DIRECTIVE = Give every line of the material again, exactly as written.

[Dataset items]

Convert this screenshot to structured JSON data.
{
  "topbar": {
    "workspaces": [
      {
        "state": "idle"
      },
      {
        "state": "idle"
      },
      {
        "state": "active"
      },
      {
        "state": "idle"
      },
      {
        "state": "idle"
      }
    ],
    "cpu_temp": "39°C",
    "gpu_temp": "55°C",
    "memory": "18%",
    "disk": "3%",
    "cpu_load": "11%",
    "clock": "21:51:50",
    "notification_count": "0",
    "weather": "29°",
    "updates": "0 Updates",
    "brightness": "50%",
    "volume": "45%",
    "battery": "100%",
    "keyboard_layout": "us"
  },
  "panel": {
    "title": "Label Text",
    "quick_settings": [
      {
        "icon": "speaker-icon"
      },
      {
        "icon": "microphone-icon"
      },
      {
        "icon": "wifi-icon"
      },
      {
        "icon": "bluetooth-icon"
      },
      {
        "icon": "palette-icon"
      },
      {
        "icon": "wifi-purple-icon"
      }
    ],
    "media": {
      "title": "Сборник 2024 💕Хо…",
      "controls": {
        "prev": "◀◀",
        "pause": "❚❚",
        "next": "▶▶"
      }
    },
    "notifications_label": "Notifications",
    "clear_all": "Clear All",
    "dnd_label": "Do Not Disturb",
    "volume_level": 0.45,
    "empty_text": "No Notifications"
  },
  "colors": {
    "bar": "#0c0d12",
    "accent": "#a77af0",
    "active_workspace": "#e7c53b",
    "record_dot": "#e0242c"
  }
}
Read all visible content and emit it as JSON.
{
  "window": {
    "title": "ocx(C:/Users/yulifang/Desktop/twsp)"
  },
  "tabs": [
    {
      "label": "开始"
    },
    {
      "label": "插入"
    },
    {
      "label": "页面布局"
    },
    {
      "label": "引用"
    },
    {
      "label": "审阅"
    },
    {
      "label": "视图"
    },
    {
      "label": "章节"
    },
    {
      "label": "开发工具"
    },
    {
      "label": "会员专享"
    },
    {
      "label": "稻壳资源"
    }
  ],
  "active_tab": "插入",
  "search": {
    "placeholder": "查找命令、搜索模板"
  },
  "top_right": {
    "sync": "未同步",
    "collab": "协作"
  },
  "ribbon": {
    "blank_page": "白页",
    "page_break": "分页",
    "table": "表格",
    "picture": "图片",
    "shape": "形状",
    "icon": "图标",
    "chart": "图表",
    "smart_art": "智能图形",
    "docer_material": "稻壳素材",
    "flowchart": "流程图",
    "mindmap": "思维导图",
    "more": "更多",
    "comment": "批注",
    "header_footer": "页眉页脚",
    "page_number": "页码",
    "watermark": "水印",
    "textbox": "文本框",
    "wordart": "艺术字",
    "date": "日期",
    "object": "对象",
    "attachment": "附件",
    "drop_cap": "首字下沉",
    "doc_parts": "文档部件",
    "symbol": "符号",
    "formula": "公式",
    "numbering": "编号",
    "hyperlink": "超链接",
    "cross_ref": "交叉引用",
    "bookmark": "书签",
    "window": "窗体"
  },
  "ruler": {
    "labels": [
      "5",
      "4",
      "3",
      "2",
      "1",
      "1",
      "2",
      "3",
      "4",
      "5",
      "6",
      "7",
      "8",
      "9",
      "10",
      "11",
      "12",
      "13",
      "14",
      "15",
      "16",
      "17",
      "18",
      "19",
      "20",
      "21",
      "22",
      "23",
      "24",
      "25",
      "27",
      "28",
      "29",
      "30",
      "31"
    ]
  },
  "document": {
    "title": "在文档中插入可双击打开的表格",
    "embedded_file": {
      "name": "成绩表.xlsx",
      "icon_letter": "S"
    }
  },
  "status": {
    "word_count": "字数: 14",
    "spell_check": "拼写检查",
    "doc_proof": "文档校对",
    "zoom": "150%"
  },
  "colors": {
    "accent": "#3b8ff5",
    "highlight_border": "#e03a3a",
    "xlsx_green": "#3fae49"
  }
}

ANSWER FOR THIS EXERCISE =
Convert this screenshot to structured JSON data.
{
  "topbar": {
    "workspaces": [
      {
        "state": "idle"
      },
      {
        "state": "idle"
      },
      {
        "state": "active"
      },
      {
        "state": "idle"
      },
      {
        "state": "idle"
      }
    ],
    "cpu_temp": "39°C",
    "gpu_temp": "55°C",
    "memory": "18%",
    "disk": "3%",
    "cpu_load": "11%",
    "clock": "21:51:50",
    "notification_count": "0",
    "weather": "29°",
    "updates": "0 Updates",
    "brightness": "50%",
    "volume": "45%",
    "battery": "100%",
    "keyboard_layout": "us"
  },
  "panel": {
    "title": "Label Text",
    "quick_settings": [
      {
        "icon": "speaker-icon"
      },
      {
        "icon": "microphone-icon"
      },
      {
        "icon": "wifi-icon"
      },
      {
        "icon": "bluetooth-icon"
      },
      {
        "icon": "palette-icon"
      },
      {
        "icon": "wifi-purple-icon"
      }
    ],
    "media": {
      "title": "Сборник 2024 💕Хо…",
      "controls": {
        "prev": "◀◀",
        "pause": "❚❚",
        "next": "▶▶"
      }
    },
    "notifications_label": "Notifications",
    "clear_all": "Clear All",
    "dnd_label": "Do Not Disturb",
    "volume_level": 0.45,
    "empty_text": "No Notifications"
  },
  "colors": {
    "bar": "#0c0d12",
    "accent": "#a77af0",
    "active_workspace": "#e7c53b",
    "record_dot": "#e0242c"
  }
}
Read all visible content and emit it as JSON.
{
  "window": {
    "title": "ocx(C:/Users/yulifang/Desktop/twsp)"
  },
  "tabs": [
    {
      "label": "开始"
    },
    {
      "label": "插入"
    },
    {
      "label": "页面布局"
    },
    {
      "label": "引用"
    },
    {
      "label": "审阅"
    },
    {
      "label": "视图"
    },
    {
      "label": "章节"
    },
    {
      "label": "开发工具"
    },
    {
      "label": "会员专享"
    },
    {
      "label": "稻壳资源"
    }
  ],
  "active_tab": "插入",
  "search": {
    "placeholder": "查找命令、搜索模板"
  },
  "top_right": {
    "sync": "未同步",
    "collab": "协作"
  },
  "ribbon": {
    "blank_page": "白页",
    "page_break": "分页",
    "table": "表格",
    "picture": "图片",
    "shape": "形状",
    "icon": "图标",
    "chart": "图表",
    "smart_art": "智能图形",
    "docer_material": "稻壳素材",
    "flowchart": "流程图",
    "mindmap": "思维导图",
    "more": "更多",
    "comment": "批注",
    "header_footer": "页眉页脚",
    "page_number": "页码",
    "watermark": "水印",
    "textbox": "文本框",
    "wordart": "艺术字",
    "date": "日期",
    "object": "对象",
    "attachment": "附件",
    "drop_cap": "首字下沉",
    "doc_parts": "文档部件",
    "symbol": "符号",
    "formula": "公式",
    "numbering": "编号",
    "hyperlink": "超链接",
    "cross_ref": "交叉引用",
    "bookmark": "书签",
    "window": "窗体"
  },
  "ruler": {
    "labels": [
      "5",
      "4",
      "3",
      "2",
      "1",
      "1",
      "2",
      "3",
      "4",
      "5",
      "6",
      "7",
      "8",
      "9",
      "10",
      "11",
      "12",
      "13",
      "14",
      "15",
      "16",
      "17",
      "18",
      "19",
      "20",
      "21",
      "22",
      "23",
      "24",
      "25",
      "27",
      "28",
      "29",
      "30",
      "31"
    ]
  },
  "document": {
    "title": "在文档中插入可双击打开的表格",
    "embedded_file": {
      "name": "成绩表.xlsx",
      "icon_letter": "S"
    }
  },
  "status": {
    "word_count": "字数: 14",
    "spell_check": "拼写检查",
    "doc_proof": "文档校对",
    "zoom": "150%"
  },
  "colors": {
    "accent": "#3b8ff5",
    "highlight_border": "#e03a3a",
    "xlsx_green": "#3fae49"
  }
}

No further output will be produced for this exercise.